EXERCISE BRIEF:
Here are some records; return them all exactly.

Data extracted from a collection
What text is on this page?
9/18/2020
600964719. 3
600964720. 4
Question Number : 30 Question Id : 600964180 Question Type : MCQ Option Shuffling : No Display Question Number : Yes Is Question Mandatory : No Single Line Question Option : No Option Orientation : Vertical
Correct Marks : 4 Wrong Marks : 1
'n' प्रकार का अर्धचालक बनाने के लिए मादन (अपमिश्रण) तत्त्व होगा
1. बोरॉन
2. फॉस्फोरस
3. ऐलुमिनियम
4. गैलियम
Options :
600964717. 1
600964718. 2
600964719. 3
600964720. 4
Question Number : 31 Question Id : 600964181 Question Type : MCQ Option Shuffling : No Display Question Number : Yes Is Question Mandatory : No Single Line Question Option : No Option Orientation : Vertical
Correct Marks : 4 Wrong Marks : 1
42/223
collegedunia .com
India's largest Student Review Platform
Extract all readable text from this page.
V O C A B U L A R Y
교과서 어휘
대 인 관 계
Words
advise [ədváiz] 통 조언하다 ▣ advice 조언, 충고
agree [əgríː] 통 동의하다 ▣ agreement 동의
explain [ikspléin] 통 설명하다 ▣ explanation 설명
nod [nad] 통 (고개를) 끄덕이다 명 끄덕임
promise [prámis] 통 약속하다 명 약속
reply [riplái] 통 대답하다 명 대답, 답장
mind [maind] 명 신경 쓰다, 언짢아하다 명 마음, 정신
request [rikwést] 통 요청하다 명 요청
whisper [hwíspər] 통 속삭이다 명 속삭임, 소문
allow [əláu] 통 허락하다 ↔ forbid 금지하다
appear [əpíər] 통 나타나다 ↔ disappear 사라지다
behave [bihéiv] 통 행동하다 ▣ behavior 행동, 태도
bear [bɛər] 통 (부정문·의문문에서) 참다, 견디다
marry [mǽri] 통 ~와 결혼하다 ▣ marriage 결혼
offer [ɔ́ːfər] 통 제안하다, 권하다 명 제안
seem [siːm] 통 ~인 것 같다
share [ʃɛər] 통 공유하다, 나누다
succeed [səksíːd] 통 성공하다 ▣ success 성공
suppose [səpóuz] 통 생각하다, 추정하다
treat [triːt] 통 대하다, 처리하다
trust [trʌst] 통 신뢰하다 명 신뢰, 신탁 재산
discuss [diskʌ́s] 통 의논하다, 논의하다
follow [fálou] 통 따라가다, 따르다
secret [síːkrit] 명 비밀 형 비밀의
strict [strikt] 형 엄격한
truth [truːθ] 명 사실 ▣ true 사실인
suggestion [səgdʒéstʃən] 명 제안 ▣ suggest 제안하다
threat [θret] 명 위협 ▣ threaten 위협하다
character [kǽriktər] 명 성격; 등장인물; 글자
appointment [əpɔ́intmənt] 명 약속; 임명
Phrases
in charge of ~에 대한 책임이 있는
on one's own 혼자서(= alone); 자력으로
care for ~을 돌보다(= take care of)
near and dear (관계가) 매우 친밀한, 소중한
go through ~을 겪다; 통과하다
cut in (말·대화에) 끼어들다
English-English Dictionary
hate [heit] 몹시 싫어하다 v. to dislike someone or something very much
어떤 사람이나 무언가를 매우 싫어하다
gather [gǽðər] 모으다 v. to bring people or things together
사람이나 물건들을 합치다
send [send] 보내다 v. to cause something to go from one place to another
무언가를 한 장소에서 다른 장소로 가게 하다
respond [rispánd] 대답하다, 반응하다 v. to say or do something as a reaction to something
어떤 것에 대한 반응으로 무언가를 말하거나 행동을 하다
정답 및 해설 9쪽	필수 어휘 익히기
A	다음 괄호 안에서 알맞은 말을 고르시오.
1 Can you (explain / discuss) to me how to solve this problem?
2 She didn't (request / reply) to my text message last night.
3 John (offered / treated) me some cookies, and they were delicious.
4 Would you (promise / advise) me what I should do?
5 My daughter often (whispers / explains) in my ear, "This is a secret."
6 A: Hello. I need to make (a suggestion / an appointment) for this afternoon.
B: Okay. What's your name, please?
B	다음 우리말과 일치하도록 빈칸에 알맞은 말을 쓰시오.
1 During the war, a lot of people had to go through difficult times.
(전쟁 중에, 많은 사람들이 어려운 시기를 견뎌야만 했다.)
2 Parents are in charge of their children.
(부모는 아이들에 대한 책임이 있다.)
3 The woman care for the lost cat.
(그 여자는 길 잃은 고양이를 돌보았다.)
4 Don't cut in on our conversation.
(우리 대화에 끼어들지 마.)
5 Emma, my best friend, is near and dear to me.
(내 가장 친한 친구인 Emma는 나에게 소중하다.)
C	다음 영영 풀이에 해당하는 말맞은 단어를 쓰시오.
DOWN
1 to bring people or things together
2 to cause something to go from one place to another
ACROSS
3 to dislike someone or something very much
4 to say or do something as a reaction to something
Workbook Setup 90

FULL ANSWER:
What text is on this page?
9/18/2020
600964719. 3
600964720. 4
Question Number : 30 Question Id : 600964180 Question Type : MCQ Option Shuffling : No Display Question Number : Yes Is Question Mandatory : No Single Line Question Option : No Option Orientation : Vertical
Correct Marks : 4 Wrong Marks : 1
'n' प्रकार का अर्धचालक बनाने के लिए मादन (अपमिश्रण) तत्त्व होगा
1. बोरॉन
2. फॉस्फोरस
3. ऐलुमिनियम
4. गैलियम
Options :
600964717. 1
600964718. 2
600964719. 3
600964720. 4
Question Number : 31 Question Id : 600964181 Question Type : MCQ Option Shuffling : No Display Question Number : Yes Is Question Mandatory : No Single Line Question Option : No Option Orientation : Vertical
Correct Marks : 4 Wrong Marks : 1
42/223
collegedunia .com
India's largest Student Review Platform
Extract all readable text from this page.
V O C A B U L A R Y
교과서 어휘
대 인 관 계
Words
advise [ədváiz] 통 조언하다 ▣ advice 조언, 충고
agree [əgríː] 통 동의하다 ▣ agreement 동의
explain [ikspléin] 통 설명하다 ▣ explanation 설명
nod [nad] 통 (고개를) 끄덕이다 명 끄덕임
promise [prámis] 통 약속하다 명 약속
reply [riplái] 통 대답하다 명 대답, 답장
mind [maind] 명 신경 쓰다, 언짢아하다 명 마음, 정신
request [rikwést] 통 요청하다 명 요청
whisper [hwíspər] 통 속삭이다 명 속삭임, 소문
allow [əláu] 통 허락하다 ↔ forbid 금지하다
appear [əpíər] 통 나타나다 ↔ disappear 사라지다
behave [bihéiv] 통 행동하다 ▣ behavior 행동, 태도
bear [bɛər] 통 (부정문·의문문에서) 참다, 견디다
marry [mǽri] 통 ~와 결혼하다 ▣ marriage 결혼
offer [ɔ́ːfər] 통 제안하다, 권하다 명 제안
seem [siːm] 통 ~인 것 같다
share [ʃɛər] 통 공유하다, 나누다
succeed [səksíːd] 통 성공하다 ▣ success 성공
suppose [səpóuz] 통 생각하다, 추정하다
treat [triːt] 통 대하다, 처리하다
trust [trʌst] 통 신뢰하다 명 신뢰, 신탁 재산
discuss [diskʌ́s] 통 의논하다, 논의하다
follow [fálou] 통 따라가다, 따르다
secret [síːkrit] 명 비밀 형 비밀의
strict [strikt] 형 엄격한
truth [truːθ] 명 사실 ▣ true 사실인
suggestion [səgdʒéstʃən] 명 제안 ▣ suggest 제안하다
threat [θret] 명 위협 ▣ threaten 위협하다
character [kǽriktər] 명 성격; 등장인물; 글자
appointment [əpɔ́intmənt] 명 약속; 임명
Phrases
in charge of ~에 대한 책임이 있는
on one's own 혼자서(= alone); 자력으로
care for ~을 돌보다(= take care of)
near and dear (관계가) 매우 친밀한, 소중한
go through ~을 겪다; 통과하다
cut in (말·대화에) 끼어들다
English-English Dictionary
hate [heit] 몹시 싫어하다 v. to dislike someone or something very much
어떤 사람이나 무언가를 매우 싫어하다
gather [gǽðər] 모으다 v. to bring people or things together
사람이나 물건들을 합치다
send [send] 보내다 v. to cause something to go from one place to another
무언가를 한 장소에서 다른 장소로 가게 하다
respond [rispánd] 대답하다, 반응하다 v. to say or do something as a reaction to something
어떤 것에 대한 반응으로 무언가를 말하거나 행동을 하다
정답 및 해설 9쪽	필수 어휘 익히기
A	다음 괄호 안에서 알맞은 말을 고르시오.
1 Can you (explain / discuss) to me how to solve this problem?
2 She didn't (request / reply) to my text message last night.
3 John (offered / treated) me some cookies, and they were delicious.
4 Would you (promise / advise) me what I should do?
5 My daughter often (whispers / explains) in my ear, "This is a secret."
6 A: Hello. I need to make (a suggestion / an appointment) for this afternoon.
B: Okay. What's your name, please?
B	다음 우리말과 일치하도록 빈칸에 알맞은 말을 쓰시오.
1 During the war, a lot of people had to go through difficult times.
(전쟁 중에, 많은 사람들이 어려운 시기를 견뎌야만 했다.)
2 Parents are in charge of their children.
(부모는 아이들에 대한 책임이 있다.)
3 The woman care for the lost cat.
(그 여자는 길 잃은 고양이를 돌보았다.)
4 Don't cut in on our conversation.
(우리 대화에 끼어들지 마.)
5 Emma, my best friend, is near and dear to me.
(내 가장 친한 친구인 Emma는 나에게 소중하다.)
C	다음 영영 풀이에 해당하는 말맞은 단어를 쓰시오.
DOWN
1 to bring people or things together
2 to cause something to go from one place to another
ACROSS
3 to dislike someone or something very much
4 to say or do something as a reaction to something
Workbook Setup 90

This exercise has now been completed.